> [TASK DIRECTIONS] In the material below, the lines containing the word "content" are required; copy each of them.

> [SUPPLIED MATERIAL]

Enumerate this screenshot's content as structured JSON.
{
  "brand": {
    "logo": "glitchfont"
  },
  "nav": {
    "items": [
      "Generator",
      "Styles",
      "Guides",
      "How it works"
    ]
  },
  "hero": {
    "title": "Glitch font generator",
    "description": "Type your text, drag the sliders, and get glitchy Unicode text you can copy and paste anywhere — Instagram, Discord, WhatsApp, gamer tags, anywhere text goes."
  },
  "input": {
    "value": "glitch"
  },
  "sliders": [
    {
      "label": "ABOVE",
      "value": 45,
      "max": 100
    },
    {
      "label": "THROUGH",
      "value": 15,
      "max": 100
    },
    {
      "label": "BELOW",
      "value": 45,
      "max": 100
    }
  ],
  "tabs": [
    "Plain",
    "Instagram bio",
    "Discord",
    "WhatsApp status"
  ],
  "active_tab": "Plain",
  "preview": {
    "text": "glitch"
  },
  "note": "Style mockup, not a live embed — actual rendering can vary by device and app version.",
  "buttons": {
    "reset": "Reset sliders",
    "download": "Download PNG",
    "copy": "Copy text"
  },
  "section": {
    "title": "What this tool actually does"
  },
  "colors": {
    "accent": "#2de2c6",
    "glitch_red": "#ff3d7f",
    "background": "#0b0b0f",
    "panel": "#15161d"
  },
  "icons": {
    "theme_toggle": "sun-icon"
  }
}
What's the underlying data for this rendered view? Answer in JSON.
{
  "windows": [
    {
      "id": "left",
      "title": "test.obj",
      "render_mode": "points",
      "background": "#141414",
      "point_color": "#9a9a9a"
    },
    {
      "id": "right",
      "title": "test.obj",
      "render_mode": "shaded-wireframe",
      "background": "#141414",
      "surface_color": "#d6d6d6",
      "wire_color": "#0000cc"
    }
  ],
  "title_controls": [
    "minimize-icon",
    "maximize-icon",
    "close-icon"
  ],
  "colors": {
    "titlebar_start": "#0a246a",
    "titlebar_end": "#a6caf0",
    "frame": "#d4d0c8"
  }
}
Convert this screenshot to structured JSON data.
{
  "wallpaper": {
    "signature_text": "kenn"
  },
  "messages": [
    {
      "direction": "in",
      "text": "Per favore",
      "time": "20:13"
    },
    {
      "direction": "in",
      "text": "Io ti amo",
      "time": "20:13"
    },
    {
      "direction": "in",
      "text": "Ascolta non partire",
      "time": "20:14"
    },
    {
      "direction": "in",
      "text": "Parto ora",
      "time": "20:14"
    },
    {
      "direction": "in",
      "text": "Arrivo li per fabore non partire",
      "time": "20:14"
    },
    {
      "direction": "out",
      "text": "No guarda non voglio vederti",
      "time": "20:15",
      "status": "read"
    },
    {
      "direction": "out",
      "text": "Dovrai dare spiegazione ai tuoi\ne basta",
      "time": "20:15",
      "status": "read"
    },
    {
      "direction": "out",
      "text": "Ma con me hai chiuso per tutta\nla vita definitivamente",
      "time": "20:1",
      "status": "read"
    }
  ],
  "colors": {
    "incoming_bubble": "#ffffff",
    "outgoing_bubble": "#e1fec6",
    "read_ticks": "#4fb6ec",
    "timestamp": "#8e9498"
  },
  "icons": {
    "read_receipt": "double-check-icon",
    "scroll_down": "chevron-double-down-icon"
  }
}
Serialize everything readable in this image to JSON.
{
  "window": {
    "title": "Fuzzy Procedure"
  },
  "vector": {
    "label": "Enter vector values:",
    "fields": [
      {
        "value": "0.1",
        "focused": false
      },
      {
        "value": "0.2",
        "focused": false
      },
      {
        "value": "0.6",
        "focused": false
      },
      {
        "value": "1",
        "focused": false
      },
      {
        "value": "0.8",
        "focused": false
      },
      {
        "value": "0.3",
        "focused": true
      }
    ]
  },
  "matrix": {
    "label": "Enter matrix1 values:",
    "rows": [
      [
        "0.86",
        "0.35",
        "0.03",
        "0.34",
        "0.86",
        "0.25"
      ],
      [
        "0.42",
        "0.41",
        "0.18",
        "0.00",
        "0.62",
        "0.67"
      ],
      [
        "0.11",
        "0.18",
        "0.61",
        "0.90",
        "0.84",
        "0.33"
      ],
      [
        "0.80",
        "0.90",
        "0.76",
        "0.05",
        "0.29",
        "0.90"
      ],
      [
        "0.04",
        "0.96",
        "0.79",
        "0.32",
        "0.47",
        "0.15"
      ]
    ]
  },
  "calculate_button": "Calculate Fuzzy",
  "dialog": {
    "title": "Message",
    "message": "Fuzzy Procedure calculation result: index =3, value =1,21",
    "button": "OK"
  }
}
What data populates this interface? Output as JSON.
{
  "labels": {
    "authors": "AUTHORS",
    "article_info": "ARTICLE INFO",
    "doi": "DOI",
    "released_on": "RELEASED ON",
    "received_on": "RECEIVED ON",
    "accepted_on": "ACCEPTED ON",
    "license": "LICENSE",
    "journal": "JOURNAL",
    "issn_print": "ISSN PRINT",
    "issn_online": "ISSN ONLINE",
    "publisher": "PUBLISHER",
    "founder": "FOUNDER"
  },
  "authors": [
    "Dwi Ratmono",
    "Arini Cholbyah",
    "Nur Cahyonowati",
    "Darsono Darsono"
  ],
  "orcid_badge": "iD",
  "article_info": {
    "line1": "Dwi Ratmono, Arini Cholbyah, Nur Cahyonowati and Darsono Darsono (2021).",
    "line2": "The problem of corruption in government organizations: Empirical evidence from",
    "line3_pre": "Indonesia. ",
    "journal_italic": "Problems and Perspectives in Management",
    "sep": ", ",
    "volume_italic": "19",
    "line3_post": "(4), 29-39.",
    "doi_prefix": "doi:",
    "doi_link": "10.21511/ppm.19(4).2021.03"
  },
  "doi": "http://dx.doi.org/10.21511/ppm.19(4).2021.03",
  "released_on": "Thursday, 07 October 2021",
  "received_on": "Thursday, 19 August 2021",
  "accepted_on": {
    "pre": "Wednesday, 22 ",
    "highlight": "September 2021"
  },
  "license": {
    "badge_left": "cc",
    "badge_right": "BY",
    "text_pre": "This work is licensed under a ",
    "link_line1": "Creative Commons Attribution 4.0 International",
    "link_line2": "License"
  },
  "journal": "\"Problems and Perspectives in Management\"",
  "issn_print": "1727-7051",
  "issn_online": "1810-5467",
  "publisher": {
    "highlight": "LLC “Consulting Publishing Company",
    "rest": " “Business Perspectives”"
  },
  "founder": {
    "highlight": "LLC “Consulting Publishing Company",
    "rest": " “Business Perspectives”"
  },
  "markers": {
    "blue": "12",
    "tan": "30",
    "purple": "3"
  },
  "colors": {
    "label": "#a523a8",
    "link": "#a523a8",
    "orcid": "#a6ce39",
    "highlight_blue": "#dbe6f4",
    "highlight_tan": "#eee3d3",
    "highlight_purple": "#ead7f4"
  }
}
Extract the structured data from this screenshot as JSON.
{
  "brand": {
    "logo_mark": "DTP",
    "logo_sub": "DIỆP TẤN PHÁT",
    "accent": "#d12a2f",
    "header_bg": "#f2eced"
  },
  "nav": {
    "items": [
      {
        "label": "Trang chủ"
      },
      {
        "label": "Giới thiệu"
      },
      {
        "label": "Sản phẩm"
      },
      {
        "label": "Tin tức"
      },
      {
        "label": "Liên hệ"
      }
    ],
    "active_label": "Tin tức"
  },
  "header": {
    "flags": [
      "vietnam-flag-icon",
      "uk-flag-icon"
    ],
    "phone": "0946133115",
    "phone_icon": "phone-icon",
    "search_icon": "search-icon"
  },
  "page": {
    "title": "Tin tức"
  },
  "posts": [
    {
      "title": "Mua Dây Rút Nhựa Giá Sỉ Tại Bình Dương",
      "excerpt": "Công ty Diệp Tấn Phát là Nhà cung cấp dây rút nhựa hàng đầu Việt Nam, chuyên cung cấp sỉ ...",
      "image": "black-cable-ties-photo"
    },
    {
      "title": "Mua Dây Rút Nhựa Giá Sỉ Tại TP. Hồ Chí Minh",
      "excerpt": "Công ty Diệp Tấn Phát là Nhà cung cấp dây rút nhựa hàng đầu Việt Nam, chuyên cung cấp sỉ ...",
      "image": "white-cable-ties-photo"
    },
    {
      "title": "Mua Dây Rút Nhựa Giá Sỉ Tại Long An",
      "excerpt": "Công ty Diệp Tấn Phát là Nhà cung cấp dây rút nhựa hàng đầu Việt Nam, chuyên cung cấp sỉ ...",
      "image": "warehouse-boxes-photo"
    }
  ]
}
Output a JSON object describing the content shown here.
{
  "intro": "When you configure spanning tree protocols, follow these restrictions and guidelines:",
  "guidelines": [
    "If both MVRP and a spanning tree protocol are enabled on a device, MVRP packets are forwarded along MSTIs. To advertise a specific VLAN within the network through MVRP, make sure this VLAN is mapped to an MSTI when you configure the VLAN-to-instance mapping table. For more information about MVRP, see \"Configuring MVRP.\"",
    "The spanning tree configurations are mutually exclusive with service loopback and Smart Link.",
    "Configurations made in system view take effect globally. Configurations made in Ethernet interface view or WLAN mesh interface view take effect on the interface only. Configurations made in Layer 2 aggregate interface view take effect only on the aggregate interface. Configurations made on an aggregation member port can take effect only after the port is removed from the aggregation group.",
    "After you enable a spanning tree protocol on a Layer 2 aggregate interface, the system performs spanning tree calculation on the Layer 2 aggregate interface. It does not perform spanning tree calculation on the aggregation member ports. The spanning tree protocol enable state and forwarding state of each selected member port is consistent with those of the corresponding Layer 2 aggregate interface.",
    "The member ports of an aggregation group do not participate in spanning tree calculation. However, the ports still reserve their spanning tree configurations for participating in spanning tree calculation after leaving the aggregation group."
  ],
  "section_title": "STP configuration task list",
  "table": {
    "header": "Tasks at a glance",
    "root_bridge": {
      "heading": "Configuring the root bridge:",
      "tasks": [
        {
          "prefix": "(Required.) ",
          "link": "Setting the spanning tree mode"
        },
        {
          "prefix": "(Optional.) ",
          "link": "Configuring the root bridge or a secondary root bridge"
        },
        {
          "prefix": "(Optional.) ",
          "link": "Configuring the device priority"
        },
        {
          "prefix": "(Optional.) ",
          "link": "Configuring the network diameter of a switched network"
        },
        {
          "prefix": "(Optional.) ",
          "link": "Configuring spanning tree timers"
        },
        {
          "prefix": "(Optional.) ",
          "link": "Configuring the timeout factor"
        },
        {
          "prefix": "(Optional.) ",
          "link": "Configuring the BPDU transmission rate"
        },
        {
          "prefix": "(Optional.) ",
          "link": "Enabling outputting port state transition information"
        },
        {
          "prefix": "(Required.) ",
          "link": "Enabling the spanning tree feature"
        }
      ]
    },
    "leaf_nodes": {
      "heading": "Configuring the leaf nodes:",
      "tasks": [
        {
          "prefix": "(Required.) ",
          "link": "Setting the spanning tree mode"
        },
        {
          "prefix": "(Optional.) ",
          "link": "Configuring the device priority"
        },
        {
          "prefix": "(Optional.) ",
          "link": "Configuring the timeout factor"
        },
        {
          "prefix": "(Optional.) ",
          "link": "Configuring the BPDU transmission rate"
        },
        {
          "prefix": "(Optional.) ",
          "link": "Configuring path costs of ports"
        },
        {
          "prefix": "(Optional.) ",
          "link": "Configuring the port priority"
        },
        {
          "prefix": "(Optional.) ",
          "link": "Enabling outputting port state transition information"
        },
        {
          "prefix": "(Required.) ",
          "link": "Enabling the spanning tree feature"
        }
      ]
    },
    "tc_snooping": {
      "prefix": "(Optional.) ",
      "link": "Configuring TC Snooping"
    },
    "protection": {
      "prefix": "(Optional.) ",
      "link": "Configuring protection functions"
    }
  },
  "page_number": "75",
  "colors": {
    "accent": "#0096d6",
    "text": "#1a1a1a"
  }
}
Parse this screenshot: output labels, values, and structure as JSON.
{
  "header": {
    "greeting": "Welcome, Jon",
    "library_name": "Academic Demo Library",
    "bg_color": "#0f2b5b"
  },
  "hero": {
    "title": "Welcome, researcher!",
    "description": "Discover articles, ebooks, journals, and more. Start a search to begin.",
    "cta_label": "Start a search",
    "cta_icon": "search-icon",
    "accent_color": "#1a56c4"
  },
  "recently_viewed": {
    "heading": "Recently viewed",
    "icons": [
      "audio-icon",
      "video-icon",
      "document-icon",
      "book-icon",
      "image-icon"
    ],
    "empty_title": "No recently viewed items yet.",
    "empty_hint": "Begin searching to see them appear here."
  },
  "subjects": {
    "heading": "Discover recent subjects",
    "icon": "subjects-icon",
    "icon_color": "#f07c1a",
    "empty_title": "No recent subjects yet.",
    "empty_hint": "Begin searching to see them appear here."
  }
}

> [TASK RESPONSE]
Enumerate this screenshot's content as structured JSON.
Output a JSON object describing the content shown here.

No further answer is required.